# GIVEN REQUEST:
Beneath this task is a listing; retype all of it exactly.

## BEGIN

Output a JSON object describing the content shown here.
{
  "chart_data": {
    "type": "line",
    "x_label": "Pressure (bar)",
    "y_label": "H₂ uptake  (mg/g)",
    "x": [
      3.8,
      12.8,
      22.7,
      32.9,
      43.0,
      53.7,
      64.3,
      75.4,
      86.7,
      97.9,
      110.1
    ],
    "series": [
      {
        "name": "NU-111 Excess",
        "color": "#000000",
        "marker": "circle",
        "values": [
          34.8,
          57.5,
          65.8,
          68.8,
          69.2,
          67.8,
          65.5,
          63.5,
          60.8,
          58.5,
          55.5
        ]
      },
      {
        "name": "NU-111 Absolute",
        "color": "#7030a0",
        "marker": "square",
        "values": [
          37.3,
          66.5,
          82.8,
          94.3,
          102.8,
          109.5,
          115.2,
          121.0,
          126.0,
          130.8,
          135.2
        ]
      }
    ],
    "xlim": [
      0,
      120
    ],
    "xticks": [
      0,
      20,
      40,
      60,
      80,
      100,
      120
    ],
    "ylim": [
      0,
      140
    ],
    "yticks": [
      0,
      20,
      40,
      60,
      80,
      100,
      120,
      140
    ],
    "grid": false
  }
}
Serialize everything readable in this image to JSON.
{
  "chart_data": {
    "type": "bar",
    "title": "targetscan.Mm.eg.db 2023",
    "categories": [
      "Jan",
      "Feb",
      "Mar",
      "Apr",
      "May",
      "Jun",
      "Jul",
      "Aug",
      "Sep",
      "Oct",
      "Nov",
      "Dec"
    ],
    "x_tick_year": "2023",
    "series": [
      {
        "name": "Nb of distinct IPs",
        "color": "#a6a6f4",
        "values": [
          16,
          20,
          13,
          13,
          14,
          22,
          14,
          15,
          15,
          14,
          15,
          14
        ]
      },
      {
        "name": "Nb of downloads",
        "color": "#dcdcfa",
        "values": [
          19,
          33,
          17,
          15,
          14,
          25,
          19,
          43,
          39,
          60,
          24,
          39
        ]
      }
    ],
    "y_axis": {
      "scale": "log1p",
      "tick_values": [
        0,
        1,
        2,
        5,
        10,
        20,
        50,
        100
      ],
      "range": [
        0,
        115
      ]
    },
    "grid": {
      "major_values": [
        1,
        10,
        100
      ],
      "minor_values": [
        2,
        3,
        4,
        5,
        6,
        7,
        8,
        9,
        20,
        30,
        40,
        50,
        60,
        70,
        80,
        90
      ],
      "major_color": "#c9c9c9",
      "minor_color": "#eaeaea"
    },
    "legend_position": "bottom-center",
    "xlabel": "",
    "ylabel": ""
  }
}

## END

# PROBLEM SOLUTION:
Output a JSON object describing the content shown here.
{
  "chart_data": {
    "type": "line",
    "x_label": "Pressure (bar)",
    "y_label": "H₂ uptake  (mg/g)",
    "x": [
      3.8,
      12.8,
      22.7,
      32.9,
      43.0,
      53.7,
      64.3,
      75.4,
      86.7,
      97.9,
      110.1
    ],
    "series": [
      {
        "name": "NU-111 Excess",
        "color": "#000000",
        "marker": "circle",
        "values": [
          34.8,
          57.5,
          65.8,
          68.8,
          69.2,
          67.8,
          65.5,
          63.5,
          60.8,
          58.5,
          55.5
        ]
      },
      {
        "name": "NU-111 Absolute",
        "color": "#7030a0",
        "marker": "square",
        "values": [
          37.3,
          66.5,
          82.8,
          94.3,
          102.8,
          109.5,
          115.2,
          121.0,
          126.0,
          130.8,
          135.2
        ]
      }
    ],
    "xlim": [
      0,
      120
    ],
    "xticks": [
      0,
      20,
      40,
      60,
      80,
      100,
      120
    ],
    "ylim": [
      0,
      140
    ],
    "yticks": [
      0,
      20,
      40,
      60,
      80,
      100,
      120,
      140
    ],
    "grid": false
  }
}
Serialize everything readable in this image to JSON.
{
  "chart_data": {
    "type": "bar",
    "title": "targetscan.Mm.eg.db 2023",
    "categories": [
      "Jan",
      "Feb",
      "Mar",
      "Apr",
      "May",
      "Jun",
      "Jul",
      "Aug",
      "Sep",
      "Oct",
      "Nov",
      "Dec"
    ],
    "x_tick_year": "2023",
    "series": [
      {
        "name": "Nb of distinct IPs",
        "color": "#a6a6f4",
        "values": [
          16,
          20,
          13,
          13,
          14,
          22,
          14,
          15,
          15,
          14,
          15,
          14
        ]
      },
      {
        "name": "Nb of downloads",
        "color": "#dcdcfa",
        "values": [
          19,
          33,
          17,
          15,
          14,
          25,
          19,
          43,
          39,
          60,
          24,
          39
        ]
      }
    ],
    "y_axis": {
      "scale": "log1p",
      "tick_values": [
        0,
        1,
        2,
        5,
        10,
        20,
        50,
        100
      ],
      "range": [
        0,
        115
      ]
    },
    "grid": {
      "major_values": [
        1,
        10,
        100
      ],
      "minor_values": [
        2,
        3,
        4,
        5,
        6,
        7,
        8,
        9,
        20,
        30,
        40,
        50,
        60,
        70,
        80,
        90
      ],
      "major_color": "#c9c9c9",
      "minor_color": "#eaeaea"
    },
    "legend_position": "bottom-center",
    "xlabel": "",
    "ylabel": ""
  }
}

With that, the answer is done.